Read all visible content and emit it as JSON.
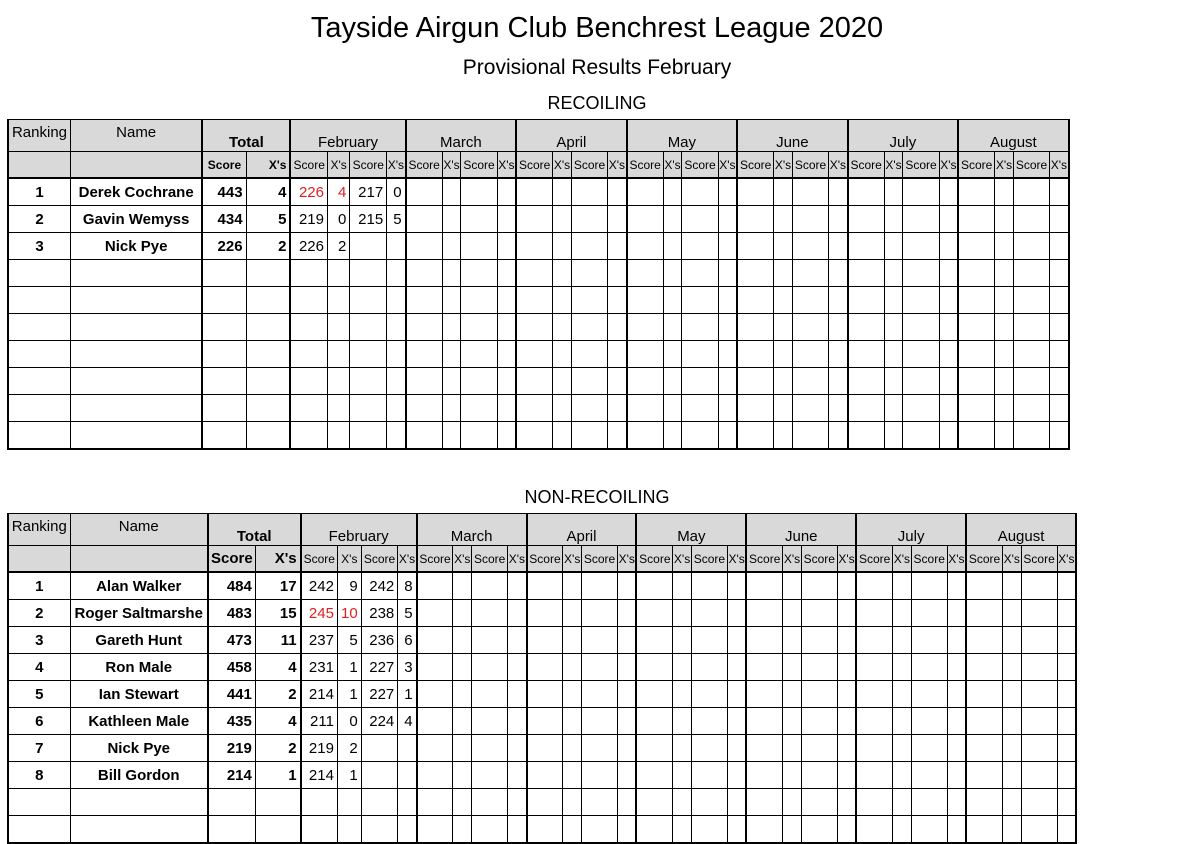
{
  "title": "Tayside Airgun Club Benchrest League 2020",
  "subtitle": "Provisional Results February",
  "header": {
    "ranking": "Ranking",
    "name": "Name",
    "total": "Total",
    "score": "Score",
    "xs": "X's",
    "months": [
      "February",
      "March",
      "April",
      "May",
      "June",
      "July",
      "August"
    ]
  },
  "recoiling": {
    "title": "RECOILING",
    "rows": [
      {
        "rank": "1",
        "name": "Derek Cochrane",
        "total_score": "443",
        "total_xs": "4",
        "feb": [
          {
            "score": "226",
            "xs": "4",
            "highlight": true
          },
          {
            "score": "217",
            "xs": "0"
          }
        ]
      },
      {
        "rank": "2",
        "name": "Gavin Wemyss",
        "total_score": "434",
        "total_xs": "5",
        "feb": [
          {
            "score": "219",
            "xs": "0"
          },
          {
            "score": "215",
            "xs": "5"
          }
        ]
      },
      {
        "rank": "3",
        "name": "Nick Pye",
        "total_score": "226",
        "total_xs": "2",
        "feb": [
          {
            "score": "226",
            "xs": "2"
          }
        ]
      }
    ],
    "empty_rows": 7
  },
  "nonrecoiling": {
    "title": "NON-RECOILING",
    "rows": [
      {
        "rank": "1",
        "name": "Alan Walker",
        "total_score": "484",
        "total_xs": "17",
        "feb": [
          {
            "score": "242",
            "xs": "9"
          },
          {
            "score": "242",
            "xs": "8"
          }
        ]
      },
      {
        "rank": "2",
        "name": "Roger Saltmarshe",
        "total_score": "483",
        "total_xs": "15",
        "feb": [
          {
            "score": "245",
            "xs": "10",
            "highlight": true
          },
          {
            "score": "238",
            "xs": "5"
          }
        ]
      },
      {
        "rank": "3",
        "name": "Gareth Hunt",
        "total_score": "473",
        "total_xs": "11",
        "feb": [
          {
            "score": "237",
            "xs": "5"
          },
          {
            "score": "236",
            "xs": "6"
          }
        ]
      },
      {
        "rank": "4",
        "name": "Ron Male",
        "total_score": "458",
        "total_xs": "4",
        "feb": [
          {
            "score": "231",
            "xs": "1"
          },
          {
            "score": "227",
            "xs": "3"
          }
        ]
      },
      {
        "rank": "5",
        "name": "Ian Stewart",
        "total_score": "441",
        "total_xs": "2",
        "feb": [
          {
            "score": "214",
            "xs": "1"
          },
          {
            "score": "227",
            "xs": "1"
          }
        ]
      },
      {
        "rank": "6",
        "name": "Kathleen Male",
        "total_score": "435",
        "total_xs": "4",
        "feb": [
          {
            "score": "211",
            "xs": "0"
          },
          {
            "score": "224",
            "xs": "4"
          }
        ]
      },
      {
        "rank": "7",
        "name": "Nick Pye",
        "total_score": "219",
        "total_xs": "2",
        "feb": [
          {
            "score": "219",
            "xs": "2"
          }
        ]
      },
      {
        "rank": "8",
        "name": "Bill Gordon",
        "total_score": "214",
        "total_xs": "1",
        "feb": [
          {
            "score": "214",
            "xs": "1"
          }
        ]
      }
    ],
    "empty_rows": 2
  },
  "colors": {
    "header_bg": "#d9d9d9",
    "highlight": "#e02020"
  }
}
****************************************
[Goal of the exercise]
Copy every line of the data word for word, omitting the images.

[Full response]
Read all visible content and emit it as JSON.
{
  "title": "Tayside Airgun Club Benchrest League 2020",
  "subtitle": "Provisional Results February",
  "header": {
    "ranking": "Ranking",
    "name": "Name",
    "total": "Total",
    "score": "Score",
    "xs": "X's",
    "months": [
      "February",
      "March",
      "April",
      "May",
      "June",
      "July",
      "August"
    ]
  },
  "recoiling": {
    "title": "RECOILING",
    "rows": [
      {
        "rank": "1",
        "name": "Derek Cochrane",
        "total_score": "443",
        "total_xs": "4",
        "feb": [
          {
            "score": "226",
            "xs": "4",
            "highlight": true
          },
          {
            "score": "217",
            "xs": "0"
          }
        ]
      },
      {
        "rank": "2",
        "name": "Gavin Wemyss",
        "total_score": "434",
        "total_xs": "5",
        "feb": [
          {
            "score": "219",
            "xs": "0"
          },
          {
            "score": "215",
            "xs": "5"
          }
        ]
      },
      {
        "rank": "3",
        "name": "Nick Pye",
        "total_score": "226",
        "total_xs": "2",
        "feb": [
          {
            "score": "226",
            "xs": "2"
          }
        ]
      }
    ],
    "empty_rows": 7
  },
  "nonrecoiling": {
    "title": "NON-RECOILING",
    "rows": [
      {
        "rank": "1",
        "name": "Alan Walker",
        "total_score": "484",
        "total_xs": "17",
        "feb": [
          {
            "score": "242",
            "xs": "9"
          },
          {
            "score": "242",
            "xs": "8"
          }
        ]
      },
      {
        "rank": "2",
        "name": "Roger Saltmarshe",
        "total_score": "483",
        "total_xs": "15",
        "feb": [
          {
            "score": "245",
            "xs": "10",
            "highlight": true
          },
          {
            "score": "238",
            "xs": "5"
          }
        ]
      },
      {
        "rank": "3",
        "name": "Gareth Hunt",
        "total_score": "473",
        "total_xs": "11",
        "feb": [
          {
            "score": "237",
            "xs": "5"
          },
          {
            "score": "236",
            "xs": "6"
          }
        ]
      },
      {
        "rank": "4",
        "name": "Ron Male",
        "total_score": "458",
        "total_xs": "4",
        "feb": [
          {
            "score": "231",
            "xs": "1"
          },
          {
            "score": "227",
            "xs": "3"
          }
        ]
      },
      {
        "rank": "5",
        "name": "Ian Stewart",
        "total_score": "441",
        "total_xs": "2",
        "feb": [
          {
            "score": "214",
            "xs": "1"
          },
          {
            "score": "227",
            "xs": "1"
          }
        ]
      },
      {
        "rank": "6",
        "name": "Kathleen Male",
        "total_score": "435",
        "total_xs": "4",
        "feb": [
          {
            "score": "211",
            "xs": "0"
          },
          {
            "score": "224",
            "xs": "4"
          }
        ]
      },
      {
        "rank": "7",
        "name": "Nick Pye",
        "total_score": "219",
        "total_xs": "2",
        "feb": [
          {
            "score": "219",
            "xs": "2"
          }
        ]
      },
      {
        "rank": "8",
        "name": "Bill Gordon",
        "total_score": "214",
        "total_xs": "1",
        "feb": [
          {
            "score": "214",
            "xs": "1"
          }
        ]
      }
    ],
    "empty_rows": 2
  },
  "colors": {
    "header_bg": "#d9d9d9",
    "highlight": "#e02020"
  }
}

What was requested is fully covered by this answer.